* [Provided records]:

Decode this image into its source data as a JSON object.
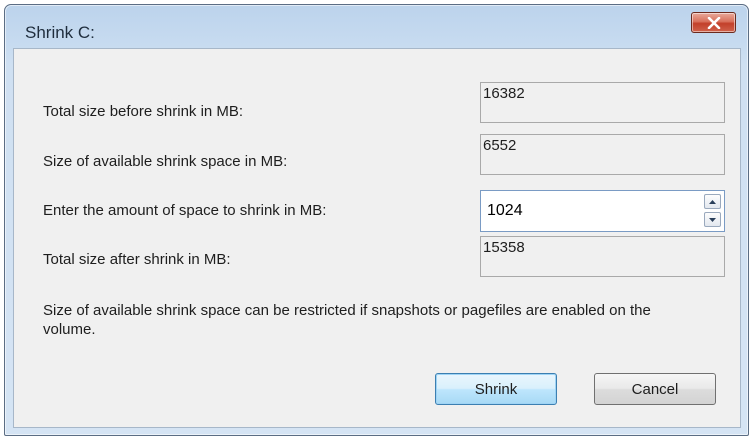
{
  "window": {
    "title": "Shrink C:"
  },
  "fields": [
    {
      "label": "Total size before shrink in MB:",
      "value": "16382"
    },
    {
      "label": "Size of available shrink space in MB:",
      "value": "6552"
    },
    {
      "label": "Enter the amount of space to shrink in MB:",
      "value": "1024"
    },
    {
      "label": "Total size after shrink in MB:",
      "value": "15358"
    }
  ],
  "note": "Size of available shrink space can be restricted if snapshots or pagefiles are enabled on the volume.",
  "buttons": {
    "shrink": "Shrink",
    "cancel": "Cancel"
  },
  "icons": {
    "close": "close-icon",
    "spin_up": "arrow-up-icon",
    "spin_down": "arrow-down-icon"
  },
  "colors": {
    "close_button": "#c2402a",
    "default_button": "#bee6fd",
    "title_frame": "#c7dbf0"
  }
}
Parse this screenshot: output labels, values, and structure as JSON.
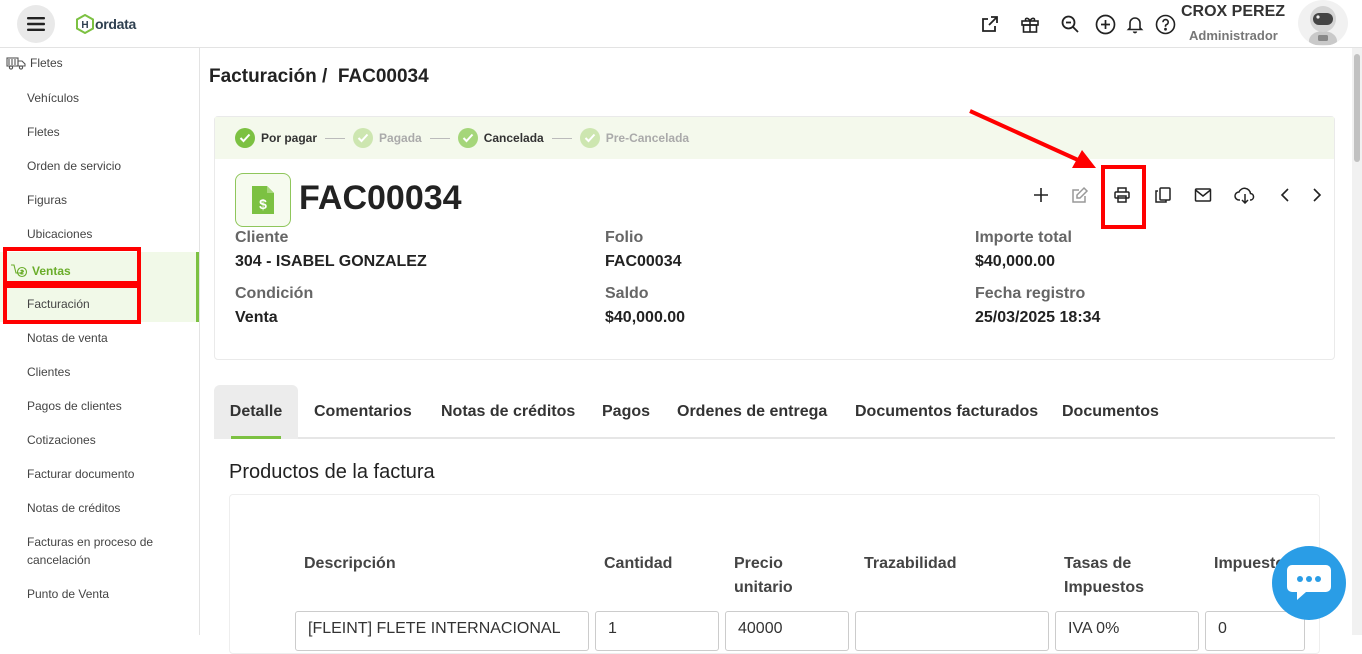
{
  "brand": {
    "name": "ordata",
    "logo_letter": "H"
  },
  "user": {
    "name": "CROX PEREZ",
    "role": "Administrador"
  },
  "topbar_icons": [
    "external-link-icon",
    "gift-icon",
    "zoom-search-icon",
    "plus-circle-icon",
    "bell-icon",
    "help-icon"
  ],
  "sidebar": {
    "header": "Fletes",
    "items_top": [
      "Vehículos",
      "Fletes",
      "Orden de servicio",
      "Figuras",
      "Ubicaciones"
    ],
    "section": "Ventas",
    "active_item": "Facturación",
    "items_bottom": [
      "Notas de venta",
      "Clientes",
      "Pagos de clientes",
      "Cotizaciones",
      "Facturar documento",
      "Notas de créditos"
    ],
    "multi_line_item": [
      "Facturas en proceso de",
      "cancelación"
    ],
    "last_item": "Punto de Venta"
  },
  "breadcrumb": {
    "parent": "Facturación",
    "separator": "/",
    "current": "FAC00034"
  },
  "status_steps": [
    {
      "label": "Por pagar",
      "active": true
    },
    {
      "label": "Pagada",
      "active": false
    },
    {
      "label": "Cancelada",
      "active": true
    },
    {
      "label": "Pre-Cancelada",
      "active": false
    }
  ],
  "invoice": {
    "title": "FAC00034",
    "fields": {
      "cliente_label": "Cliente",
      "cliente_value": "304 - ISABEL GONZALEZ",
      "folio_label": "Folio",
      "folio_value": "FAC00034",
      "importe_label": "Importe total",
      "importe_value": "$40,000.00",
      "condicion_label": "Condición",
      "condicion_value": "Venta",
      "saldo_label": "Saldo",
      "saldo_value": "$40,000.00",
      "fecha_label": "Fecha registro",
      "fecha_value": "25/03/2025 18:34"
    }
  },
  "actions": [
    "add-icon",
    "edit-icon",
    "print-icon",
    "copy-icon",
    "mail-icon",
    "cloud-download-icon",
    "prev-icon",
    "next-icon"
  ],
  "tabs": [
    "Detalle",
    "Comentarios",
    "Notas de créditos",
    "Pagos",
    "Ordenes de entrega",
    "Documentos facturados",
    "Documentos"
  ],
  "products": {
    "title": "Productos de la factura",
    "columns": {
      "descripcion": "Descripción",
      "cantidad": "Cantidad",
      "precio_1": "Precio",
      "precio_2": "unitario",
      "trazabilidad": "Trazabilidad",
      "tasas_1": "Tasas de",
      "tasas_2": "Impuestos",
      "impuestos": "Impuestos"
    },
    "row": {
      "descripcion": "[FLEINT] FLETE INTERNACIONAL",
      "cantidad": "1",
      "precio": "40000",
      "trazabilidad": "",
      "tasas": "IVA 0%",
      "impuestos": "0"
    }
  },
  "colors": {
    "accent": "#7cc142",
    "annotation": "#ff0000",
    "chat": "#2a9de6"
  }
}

* [What the task requires]:
Skip the pictures, then retype every line above exactly.

* [Exercise result]:
Decode this image into its source data as a JSON object.
{
  "window": {
    "title": "Shrink C:"
  },
  "fields": [
    {
      "label": "Total size before shrink in MB:",
      "value": "16382"
    },
    {
      "label": "Size of available shrink space in MB:",
      "value": "6552"
    },
    {
      "label": "Enter the amount of space to shrink in MB:",
      "value": "1024"
    },
    {
      "label": "Total size after shrink in MB:",
      "value": "15358"
    }
  ],
  "note": "Size of available shrink space can be restricted if snapshots or pagefiles are enabled on the volume.",
  "buttons": {
    "shrink": "Shrink",
    "cancel": "Cancel"
  },
  "icons": {
    "close": "close-icon",
    "spin_up": "arrow-up-icon",
    "spin_down": "arrow-down-icon"
  },
  "colors": {
    "close_button": "#c2402a",
    "default_button": "#bee6fd",
    "title_frame": "#c7dbf0"
  }
}
Parse this screenshot: output labels, values, and structure as JSON.
{
  "brand": {
    "name": "ordata",
    "logo_letter": "H"
  },
  "user": {
    "name": "CROX PEREZ",
    "role": "Administrador"
  },
  "topbar_icons": [
    "external-link-icon",
    "gift-icon",
    "zoom-search-icon",
    "plus-circle-icon",
    "bell-icon",
    "help-icon"
  ],
  "sidebar": {
    "header": "Fletes",
    "items_top": [
      "Vehículos",
      "Fletes",
      "Orden de servicio",
      "Figuras",
      "Ubicaciones"
    ],
    "section": "Ventas",
    "active_item": "Facturación",
    "items_bottom": [
      "Notas de venta",
      "Clientes",
      "Pagos de clientes",
      "Cotizaciones",
      "Facturar documento",
      "Notas de créditos"
    ],
    "multi_line_item": [
      "Facturas en proceso de",
      "cancelación"
    ],
    "last_item": "Punto de Venta"
  },
  "breadcrumb": {
    "parent": "Facturación",
    "separator": "/",
    "current": "FAC00034"
  },
  "status_steps": [
    {
      "label": "Por pagar",
      "active": true
    },
    {
      "label": "Pagada",
      "active": false
    },
    {
      "label": "Cancelada",
      "active": true
    },
    {
      "label": "Pre-Cancelada",
      "active": false
    }
  ],
  "invoice": {
    "title": "FAC00034",
    "fields": {
      "cliente_label": "Cliente",
      "cliente_value": "304 - ISABEL GONZALEZ",
      "folio_label": "Folio",
      "folio_value": "FAC00034",
      "importe_label": "Importe total",
      "importe_value": "$40,000.00",
      "condicion_label": "Condición",
      "condicion_value": "Venta",
      "saldo_label": "Saldo",
      "saldo_value": "$40,000.00",
      "fecha_label": "Fecha registro",
      "fecha_value": "25/03/2025 18:34"
    }
  },
  "actions": [
    "add-icon",
    "edit-icon",
    "print-icon",
    "copy-icon",
    "mail-icon",
    "cloud-download-icon",
    "prev-icon",
    "next-icon"
  ],
  "tabs": [
    "Detalle",
    "Comentarios",
    "Notas de créditos",
    "Pagos",
    "Ordenes de entrega",
    "Documentos facturados",
    "Documentos"
  ],
  "products": {
    "title": "Productos de la factura",
    "columns": {
      "descripcion": "Descripción",
      "cantidad": "Cantidad",
      "precio_1": "Precio",
      "precio_2": "unitario",
      "trazabilidad": "Trazabilidad",
      "tasas_1": "Tasas de",
      "tasas_2": "Impuestos",
      "impuestos": "Impuestos"
    },
    "row": {
      "descripcion": "[FLEINT] FLETE INTERNACIONAL",
      "cantidad": "1",
      "precio": "40000",
      "trazabilidad": "",
      "tasas": "IVA 0%",
      "impuestos": "0"
    }
  },
  "colors": {
    "accent": "#7cc142",
    "annotation": "#ff0000",
    "chat": "#2a9de6"
  }
}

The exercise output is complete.